— begin Materials provided —

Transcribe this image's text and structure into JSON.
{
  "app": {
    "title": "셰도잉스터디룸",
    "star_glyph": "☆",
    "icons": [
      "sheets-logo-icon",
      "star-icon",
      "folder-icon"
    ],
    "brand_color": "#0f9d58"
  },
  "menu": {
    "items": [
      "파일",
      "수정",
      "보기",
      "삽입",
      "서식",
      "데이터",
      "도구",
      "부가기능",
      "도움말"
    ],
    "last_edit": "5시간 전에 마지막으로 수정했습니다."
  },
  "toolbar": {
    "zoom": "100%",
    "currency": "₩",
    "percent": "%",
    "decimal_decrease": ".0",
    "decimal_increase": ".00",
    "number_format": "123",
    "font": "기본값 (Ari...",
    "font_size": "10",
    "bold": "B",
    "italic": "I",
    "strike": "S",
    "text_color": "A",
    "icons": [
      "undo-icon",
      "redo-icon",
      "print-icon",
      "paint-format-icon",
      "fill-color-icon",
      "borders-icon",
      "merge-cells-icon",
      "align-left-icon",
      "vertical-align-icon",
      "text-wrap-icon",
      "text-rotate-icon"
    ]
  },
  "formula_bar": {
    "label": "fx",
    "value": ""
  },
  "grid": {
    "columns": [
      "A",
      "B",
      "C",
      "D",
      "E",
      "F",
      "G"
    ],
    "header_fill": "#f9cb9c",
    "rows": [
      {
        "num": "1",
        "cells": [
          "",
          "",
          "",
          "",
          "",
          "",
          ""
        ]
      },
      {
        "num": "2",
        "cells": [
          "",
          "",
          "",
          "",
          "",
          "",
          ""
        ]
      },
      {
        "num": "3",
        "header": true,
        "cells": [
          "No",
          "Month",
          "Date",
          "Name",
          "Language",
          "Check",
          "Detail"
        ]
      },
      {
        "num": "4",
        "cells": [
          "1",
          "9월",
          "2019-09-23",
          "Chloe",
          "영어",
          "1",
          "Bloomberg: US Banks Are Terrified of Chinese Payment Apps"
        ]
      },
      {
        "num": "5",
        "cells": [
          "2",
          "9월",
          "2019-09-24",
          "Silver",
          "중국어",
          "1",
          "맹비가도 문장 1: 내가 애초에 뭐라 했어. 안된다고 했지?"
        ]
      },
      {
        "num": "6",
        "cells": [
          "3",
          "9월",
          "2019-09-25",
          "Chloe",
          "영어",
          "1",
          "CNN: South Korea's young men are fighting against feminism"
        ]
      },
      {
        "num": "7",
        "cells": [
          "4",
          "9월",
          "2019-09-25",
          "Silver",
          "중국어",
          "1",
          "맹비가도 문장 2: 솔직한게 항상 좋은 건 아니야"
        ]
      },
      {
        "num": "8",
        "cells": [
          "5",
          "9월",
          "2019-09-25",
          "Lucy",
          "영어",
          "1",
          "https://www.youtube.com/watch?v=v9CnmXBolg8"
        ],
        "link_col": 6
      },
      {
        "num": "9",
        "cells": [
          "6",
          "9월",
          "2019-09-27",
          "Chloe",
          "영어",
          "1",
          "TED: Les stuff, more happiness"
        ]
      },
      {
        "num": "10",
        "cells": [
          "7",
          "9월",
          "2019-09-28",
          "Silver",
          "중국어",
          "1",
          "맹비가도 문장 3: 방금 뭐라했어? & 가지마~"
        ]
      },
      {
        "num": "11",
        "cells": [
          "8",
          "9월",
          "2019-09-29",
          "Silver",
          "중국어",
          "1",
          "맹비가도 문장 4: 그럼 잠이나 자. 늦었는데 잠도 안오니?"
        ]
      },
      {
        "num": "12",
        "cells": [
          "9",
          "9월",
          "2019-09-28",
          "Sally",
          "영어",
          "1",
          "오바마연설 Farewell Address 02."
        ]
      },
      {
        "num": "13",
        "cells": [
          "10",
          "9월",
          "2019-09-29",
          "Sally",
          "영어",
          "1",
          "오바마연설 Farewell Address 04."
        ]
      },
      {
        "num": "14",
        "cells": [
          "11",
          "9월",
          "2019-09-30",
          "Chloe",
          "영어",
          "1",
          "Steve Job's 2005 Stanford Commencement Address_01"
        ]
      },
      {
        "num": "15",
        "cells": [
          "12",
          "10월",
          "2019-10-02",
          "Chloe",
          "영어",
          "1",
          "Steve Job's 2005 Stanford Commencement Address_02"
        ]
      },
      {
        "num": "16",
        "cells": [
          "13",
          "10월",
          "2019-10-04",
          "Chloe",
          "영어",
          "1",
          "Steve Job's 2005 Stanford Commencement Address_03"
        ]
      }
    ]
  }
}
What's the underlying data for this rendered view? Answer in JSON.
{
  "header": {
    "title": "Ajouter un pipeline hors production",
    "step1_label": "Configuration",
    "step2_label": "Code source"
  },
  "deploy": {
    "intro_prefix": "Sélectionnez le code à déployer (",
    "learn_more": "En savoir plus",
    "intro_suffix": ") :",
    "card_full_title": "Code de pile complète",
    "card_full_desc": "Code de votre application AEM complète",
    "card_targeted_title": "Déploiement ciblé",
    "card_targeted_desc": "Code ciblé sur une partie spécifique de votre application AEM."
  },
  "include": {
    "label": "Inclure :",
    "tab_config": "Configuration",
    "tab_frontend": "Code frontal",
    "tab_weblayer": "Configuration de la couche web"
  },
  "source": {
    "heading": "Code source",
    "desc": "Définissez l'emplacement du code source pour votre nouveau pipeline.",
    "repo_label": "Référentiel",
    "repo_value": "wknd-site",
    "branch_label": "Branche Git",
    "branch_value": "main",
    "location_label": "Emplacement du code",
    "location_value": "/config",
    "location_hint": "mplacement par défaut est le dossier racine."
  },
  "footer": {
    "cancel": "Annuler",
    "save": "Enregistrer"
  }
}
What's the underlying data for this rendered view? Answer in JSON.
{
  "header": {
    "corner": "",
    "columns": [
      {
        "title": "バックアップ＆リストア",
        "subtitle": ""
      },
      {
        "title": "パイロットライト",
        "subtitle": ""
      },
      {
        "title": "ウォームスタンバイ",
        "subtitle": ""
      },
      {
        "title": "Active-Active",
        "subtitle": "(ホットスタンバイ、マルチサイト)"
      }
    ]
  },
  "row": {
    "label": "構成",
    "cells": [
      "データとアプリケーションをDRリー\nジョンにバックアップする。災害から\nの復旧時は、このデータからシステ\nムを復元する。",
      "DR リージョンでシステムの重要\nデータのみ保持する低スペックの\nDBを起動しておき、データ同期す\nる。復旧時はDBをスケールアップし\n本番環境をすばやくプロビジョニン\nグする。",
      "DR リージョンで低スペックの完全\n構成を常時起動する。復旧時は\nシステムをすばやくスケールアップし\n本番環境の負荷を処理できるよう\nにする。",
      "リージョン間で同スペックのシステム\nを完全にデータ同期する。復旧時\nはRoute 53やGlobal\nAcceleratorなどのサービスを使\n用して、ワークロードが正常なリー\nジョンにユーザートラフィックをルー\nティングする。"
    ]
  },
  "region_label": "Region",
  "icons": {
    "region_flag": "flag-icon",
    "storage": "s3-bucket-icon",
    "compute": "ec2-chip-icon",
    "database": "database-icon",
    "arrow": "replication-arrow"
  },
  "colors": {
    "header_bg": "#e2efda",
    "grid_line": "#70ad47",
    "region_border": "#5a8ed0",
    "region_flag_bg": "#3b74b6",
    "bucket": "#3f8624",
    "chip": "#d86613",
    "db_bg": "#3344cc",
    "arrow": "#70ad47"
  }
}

— end Materials provided —

- **Goal**: How many lines of these entries contain the string "오바마연설"? Reply with the number alone.

- **Exercise response**: 2